Copy every line from the material below that holds "ylabel".
===============
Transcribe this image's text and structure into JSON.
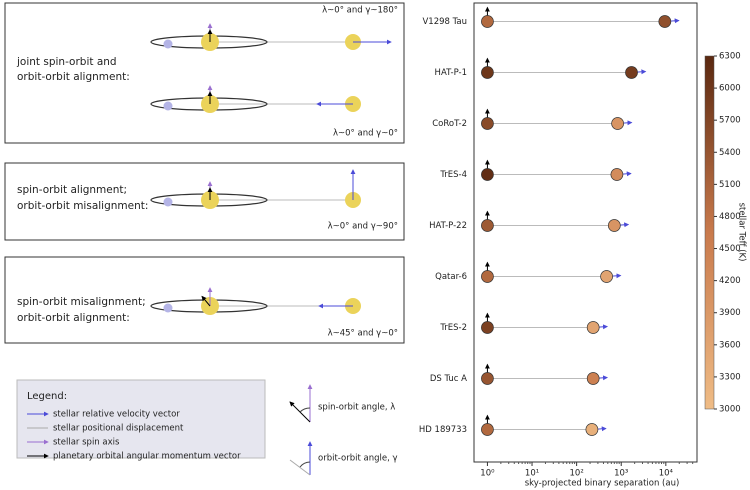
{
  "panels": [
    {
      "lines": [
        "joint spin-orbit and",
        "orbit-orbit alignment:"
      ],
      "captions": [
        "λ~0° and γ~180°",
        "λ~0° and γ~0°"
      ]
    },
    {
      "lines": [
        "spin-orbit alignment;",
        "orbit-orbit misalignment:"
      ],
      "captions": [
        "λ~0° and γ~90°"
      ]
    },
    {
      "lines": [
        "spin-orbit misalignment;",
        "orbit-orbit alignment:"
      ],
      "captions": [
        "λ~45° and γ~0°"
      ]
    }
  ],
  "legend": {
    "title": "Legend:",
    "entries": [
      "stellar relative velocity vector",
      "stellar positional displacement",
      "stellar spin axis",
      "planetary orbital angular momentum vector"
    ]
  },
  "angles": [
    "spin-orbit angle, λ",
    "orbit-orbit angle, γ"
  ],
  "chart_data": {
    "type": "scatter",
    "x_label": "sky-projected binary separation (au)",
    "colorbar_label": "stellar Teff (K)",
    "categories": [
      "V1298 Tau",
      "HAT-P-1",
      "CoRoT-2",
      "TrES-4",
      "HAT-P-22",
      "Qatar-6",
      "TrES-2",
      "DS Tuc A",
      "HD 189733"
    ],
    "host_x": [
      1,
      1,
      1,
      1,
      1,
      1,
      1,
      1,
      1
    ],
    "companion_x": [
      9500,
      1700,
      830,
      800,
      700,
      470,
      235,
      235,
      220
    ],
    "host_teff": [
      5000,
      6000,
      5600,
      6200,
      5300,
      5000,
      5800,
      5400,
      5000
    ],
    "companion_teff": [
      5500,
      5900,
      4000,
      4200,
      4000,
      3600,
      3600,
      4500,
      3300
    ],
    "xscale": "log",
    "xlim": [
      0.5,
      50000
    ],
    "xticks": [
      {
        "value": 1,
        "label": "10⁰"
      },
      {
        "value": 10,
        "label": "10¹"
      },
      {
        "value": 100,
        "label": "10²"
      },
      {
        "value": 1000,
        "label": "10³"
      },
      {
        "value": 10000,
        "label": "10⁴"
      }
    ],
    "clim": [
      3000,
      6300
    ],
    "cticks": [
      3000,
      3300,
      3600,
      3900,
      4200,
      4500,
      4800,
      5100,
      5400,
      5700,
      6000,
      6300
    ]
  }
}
===============
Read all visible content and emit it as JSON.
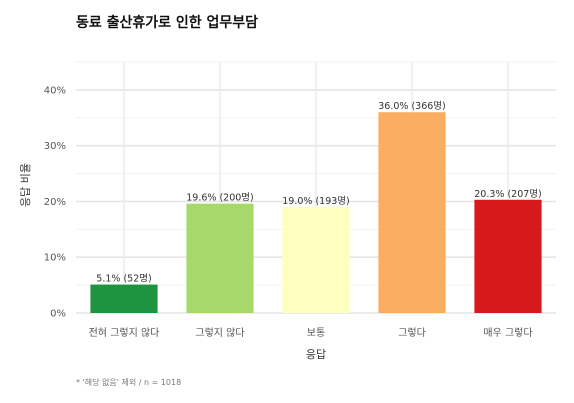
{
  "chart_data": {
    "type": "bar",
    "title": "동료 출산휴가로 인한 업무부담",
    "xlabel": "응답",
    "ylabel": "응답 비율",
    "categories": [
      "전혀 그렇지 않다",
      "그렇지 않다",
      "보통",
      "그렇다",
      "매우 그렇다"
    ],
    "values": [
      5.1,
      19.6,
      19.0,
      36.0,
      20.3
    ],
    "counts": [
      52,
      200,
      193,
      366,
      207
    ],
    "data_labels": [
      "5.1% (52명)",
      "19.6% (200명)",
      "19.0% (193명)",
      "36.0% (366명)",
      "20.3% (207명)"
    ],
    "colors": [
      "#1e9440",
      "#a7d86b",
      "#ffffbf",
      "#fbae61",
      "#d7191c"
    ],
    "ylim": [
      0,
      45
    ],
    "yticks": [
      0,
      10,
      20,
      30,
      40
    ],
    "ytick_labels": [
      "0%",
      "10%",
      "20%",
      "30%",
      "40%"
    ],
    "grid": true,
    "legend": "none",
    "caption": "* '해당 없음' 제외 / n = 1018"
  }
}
===============
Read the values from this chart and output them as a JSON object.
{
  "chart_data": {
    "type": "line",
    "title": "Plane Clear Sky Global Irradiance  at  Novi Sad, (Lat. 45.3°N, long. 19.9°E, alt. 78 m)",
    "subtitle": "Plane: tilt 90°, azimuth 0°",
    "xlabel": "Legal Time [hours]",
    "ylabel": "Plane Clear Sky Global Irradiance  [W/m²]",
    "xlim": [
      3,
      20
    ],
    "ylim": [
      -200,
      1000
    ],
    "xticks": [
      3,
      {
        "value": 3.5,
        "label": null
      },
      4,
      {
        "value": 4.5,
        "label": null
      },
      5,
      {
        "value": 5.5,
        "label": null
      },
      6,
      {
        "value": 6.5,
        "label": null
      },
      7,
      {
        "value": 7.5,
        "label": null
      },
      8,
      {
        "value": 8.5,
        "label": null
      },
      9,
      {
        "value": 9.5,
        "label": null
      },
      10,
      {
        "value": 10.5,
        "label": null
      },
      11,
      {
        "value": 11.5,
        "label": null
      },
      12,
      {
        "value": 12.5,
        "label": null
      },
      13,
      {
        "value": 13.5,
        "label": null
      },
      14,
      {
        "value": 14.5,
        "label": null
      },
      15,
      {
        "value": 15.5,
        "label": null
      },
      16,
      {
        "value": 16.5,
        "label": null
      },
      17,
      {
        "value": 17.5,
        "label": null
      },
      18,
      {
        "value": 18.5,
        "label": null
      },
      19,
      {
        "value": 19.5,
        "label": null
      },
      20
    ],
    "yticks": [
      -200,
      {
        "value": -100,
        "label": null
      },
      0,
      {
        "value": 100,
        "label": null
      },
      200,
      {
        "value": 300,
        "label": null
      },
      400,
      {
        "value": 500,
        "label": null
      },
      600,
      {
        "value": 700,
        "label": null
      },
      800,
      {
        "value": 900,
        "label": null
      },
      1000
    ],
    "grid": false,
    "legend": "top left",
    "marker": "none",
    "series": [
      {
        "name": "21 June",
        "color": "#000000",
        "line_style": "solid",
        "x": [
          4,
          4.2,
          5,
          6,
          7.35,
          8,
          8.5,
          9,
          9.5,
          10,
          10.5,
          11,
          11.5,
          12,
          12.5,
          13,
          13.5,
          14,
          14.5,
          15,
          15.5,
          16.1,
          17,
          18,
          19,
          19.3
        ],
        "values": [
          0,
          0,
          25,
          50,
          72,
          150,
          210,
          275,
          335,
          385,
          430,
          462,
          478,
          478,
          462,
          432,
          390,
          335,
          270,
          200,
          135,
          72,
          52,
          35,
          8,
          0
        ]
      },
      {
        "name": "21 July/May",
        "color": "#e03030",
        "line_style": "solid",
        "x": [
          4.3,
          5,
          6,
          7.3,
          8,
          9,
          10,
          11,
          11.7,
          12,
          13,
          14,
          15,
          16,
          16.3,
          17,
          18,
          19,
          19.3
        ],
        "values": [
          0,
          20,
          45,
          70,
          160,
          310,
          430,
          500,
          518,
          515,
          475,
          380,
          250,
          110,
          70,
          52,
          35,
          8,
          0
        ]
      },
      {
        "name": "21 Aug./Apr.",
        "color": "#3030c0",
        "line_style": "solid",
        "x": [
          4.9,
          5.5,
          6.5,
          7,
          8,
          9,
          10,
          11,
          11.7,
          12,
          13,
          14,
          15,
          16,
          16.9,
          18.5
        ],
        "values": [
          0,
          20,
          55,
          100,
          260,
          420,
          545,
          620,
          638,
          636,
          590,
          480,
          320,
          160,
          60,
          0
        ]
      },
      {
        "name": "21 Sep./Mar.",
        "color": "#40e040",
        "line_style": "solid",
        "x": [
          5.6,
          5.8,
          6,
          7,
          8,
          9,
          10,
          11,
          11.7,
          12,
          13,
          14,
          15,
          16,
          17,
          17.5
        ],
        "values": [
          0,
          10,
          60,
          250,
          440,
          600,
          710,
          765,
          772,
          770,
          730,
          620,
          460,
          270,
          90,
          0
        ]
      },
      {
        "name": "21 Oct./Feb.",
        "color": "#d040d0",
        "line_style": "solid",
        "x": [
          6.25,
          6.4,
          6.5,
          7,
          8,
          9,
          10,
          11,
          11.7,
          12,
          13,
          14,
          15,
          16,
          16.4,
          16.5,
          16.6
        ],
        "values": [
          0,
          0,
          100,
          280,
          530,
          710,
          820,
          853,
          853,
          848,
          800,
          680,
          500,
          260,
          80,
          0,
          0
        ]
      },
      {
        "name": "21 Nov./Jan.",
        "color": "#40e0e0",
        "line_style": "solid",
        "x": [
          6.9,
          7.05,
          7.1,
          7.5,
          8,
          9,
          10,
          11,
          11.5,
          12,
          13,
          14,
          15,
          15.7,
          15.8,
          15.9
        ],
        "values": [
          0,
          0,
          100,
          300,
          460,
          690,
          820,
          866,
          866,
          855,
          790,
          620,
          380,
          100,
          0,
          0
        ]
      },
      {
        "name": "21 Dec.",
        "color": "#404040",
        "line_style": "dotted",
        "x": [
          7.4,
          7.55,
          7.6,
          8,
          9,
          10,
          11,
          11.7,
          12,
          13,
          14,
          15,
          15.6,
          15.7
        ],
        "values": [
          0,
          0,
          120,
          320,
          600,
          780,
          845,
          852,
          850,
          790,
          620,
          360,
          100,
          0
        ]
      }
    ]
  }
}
===============
COMPLETE ANSWER →
    "ylabel": "응답 비율",
    "ylabel": "Plane Clear Sky Global Irradiance  [W/m²]",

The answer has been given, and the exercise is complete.